Le débat public canadien et québécois sur l’arrivée massive des réfugiés indochinois

L’histoire de l’immigration

C’est à partir des années 1970 que les universitaires québécois et canadiens s’intéressent aux migrations et à l’immigration . Au Canada anglais, la politique de multiculturalisme adoptée par le gouvernement fédéral en 1971 donne son coup d’envoi aux recherches dans ce domaine.  Des chercheurs de toutes les sciences sociales et humaines ont participé à ce chantier. Au Québec toutefois, jusqu’à présent, peu d’historiens ont fait de l’immigration leur principal, ou même l’un de leurs principaux objets de recherche .
De fait, l’historiographie n’a pas suivi les mêmes orientations qu’on observe au Canada anglais, aux États-Unis, ou même dans d’autres pays où elle s’est développée. Ainsi, à l’exception de la communauté juive, de loin la plus étudiée, peu de travaux québécois traitent de groupes ethnoculturels particuliers. La plupart portent « non pas sur l’immigration elle-même et sur les immigrants, mais sur l’attitude que la société québécoise, et en particulier ses leaders d’opinion, ont entretenue à leur égard. » . Dans la mesure où nous-même nous nous intéressons au débat provoqué par l’arrivée d’un groupe de migrants, nous pourrons par moments nous y référer. De même, nous mettrons à profit les quelques travaux de sociologie et d’anthropologie qui portent sur l’établissement des Vietnamiens au Québec et au Canada. Mais nous ferons également appel à une littérature scientifique internationale, en particulier pour discuter d’une dimension fondamentale de ce débat: son inscription dans l’histoire des réfugiés. Cette littérature plus spécialisée est moins abondante bien sûr que celle qui porte sur l’immigration – Vanessa Voisin la qualifie de « parent pauvre de l’historiographie » – et elle est particulièrement rare au Québec.

Les politiques fédérales sur les réfugiés

Seul le gouvernement canadien peut déterminer qui a le droit d’entrer au pays. Il a pleins pouvoirs en ce qui concerne le nombre de réfugiés admis et leurs conditions d’admission. Au début du XXe siècle, les politiques canadiennes concernant les réfugiés n’étaient pas définies – un problème ou une situation provoquait la création d’un règlement spécifique – et peu inclusives. C’est surtout à partir des années 1970 que l’on établit des lignes directrices et que ces politiques deviennent plus inclusives. C’est un phénomène qu’il faut certainement lier à la plus grande attention portée aux droits humains par le Canada et par la communauté internationale.
Un réfugié est alors admis en principe sans égard à la couleur de sa peau ou à ses croyances religieuses. Cela dit, l’État canadien détermine, à l’aide de critères d’admissibilité plus clairement établis – principalement, dans la seconde moitié du XXe siècle, la connaissance des langues officielles, la scolarité et les besoins du marché du travail- , de même qu’en fonction de préférences moins officielles ou affichées, si un réfugié peut être accepté au Canada.
Les principales interventions des gouvernements fédéral et provincial au moment de la crise des réfugiés indochinois sont les programmes de parrainage qu’ils créent afin de faciliter leur entrée au pays. Le système du parrainage n’est pas nouveau. Déjà dans l’après-guerre, rappelle Gerald Dirks, plusieurs réfugiés sont ainsi parrainés au Canada . En ce qui concerne la relocalisation des réfugiés indochinois, un programme de parrainage est créé par le gouvernement fédéral en juillet 1979 qui a pour but, explique-t-on dans La Presse, de permettre une participation de la population à l’effort de relocalisation.

■ **Enregistrements des boîtes d'éléments**
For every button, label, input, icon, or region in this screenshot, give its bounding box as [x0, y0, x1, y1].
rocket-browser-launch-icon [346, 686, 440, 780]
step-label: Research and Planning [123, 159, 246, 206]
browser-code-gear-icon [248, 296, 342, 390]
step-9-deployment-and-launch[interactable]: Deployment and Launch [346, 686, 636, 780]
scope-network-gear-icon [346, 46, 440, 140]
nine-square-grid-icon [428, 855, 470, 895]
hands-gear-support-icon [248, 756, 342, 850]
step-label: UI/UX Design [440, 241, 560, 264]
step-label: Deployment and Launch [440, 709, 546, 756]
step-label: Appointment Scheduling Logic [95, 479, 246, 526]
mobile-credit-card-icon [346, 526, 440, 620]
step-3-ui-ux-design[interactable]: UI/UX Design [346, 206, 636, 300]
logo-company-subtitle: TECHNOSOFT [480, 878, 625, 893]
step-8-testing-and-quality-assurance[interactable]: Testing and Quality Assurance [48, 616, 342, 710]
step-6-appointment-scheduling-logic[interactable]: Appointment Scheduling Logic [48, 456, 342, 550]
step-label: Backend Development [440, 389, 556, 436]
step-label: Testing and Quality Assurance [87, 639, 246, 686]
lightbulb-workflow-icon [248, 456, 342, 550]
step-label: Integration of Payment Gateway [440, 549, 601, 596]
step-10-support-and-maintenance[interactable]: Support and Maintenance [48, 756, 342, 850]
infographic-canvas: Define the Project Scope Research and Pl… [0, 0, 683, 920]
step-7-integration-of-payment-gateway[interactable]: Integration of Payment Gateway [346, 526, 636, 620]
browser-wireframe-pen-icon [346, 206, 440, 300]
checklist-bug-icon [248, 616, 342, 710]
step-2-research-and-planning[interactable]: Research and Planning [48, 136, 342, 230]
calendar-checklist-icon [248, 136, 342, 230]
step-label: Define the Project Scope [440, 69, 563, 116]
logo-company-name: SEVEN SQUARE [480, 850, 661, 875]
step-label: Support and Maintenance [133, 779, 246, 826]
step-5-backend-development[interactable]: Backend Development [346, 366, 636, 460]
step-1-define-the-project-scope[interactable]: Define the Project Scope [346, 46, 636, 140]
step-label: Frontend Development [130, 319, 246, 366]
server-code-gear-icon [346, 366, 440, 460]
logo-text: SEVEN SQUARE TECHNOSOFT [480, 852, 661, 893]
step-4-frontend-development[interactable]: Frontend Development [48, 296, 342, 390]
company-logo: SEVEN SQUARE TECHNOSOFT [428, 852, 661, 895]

■ **La consigne**
Pouvez-vous recopier à l'identique le passage de l'extrait sur les réfugiés indochinois situé entre « Les principales interventions » et « l’effort de relocalisation. », ces deux bornes comprises ?

■ **Réponse au problème**
Les principales interventions des gouvernements fédéral et provincial au moment de la crise des réfugiés indochinois sont les programmes de parrainage qu’ils créent afin de faciliter leur entrée au pays. Le système du parrainage n’est pas nouveau. Déjà dans l’après-guerre, rappelle Gerald Dirks, plusieurs réfugiés sont ainsi parrainés au Canada . En ce qui concerne la relocalisation des réfugiés indochinois, un programme de parrainage est créé par le gouvernement fédéral en juillet 1979 qui a pour but, explique-t-on dans La Presse, de permettre une participation de la population à l’effort de relocalisation.